WRITTEN EXERCISE: Below are entries. Pull out all lines containing "your".

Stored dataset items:
▬▬▬▬▬▬
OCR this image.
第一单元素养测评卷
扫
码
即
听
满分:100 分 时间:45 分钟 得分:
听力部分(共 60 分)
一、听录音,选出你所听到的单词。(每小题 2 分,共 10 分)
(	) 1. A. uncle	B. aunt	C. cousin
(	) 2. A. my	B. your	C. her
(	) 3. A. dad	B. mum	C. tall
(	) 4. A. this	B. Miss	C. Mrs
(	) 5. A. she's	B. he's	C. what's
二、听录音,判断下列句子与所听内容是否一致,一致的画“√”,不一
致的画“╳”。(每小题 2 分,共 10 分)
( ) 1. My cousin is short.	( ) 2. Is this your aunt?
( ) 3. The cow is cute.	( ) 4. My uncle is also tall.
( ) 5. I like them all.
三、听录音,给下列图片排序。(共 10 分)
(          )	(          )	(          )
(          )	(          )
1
▬▬▬▬▬▬
SOLUTION TO THIS PROBLEM:
(	) 2. A. my	B. your	C. her
( ) 1. My cousin is short.	( ) 2. Is this your aunt?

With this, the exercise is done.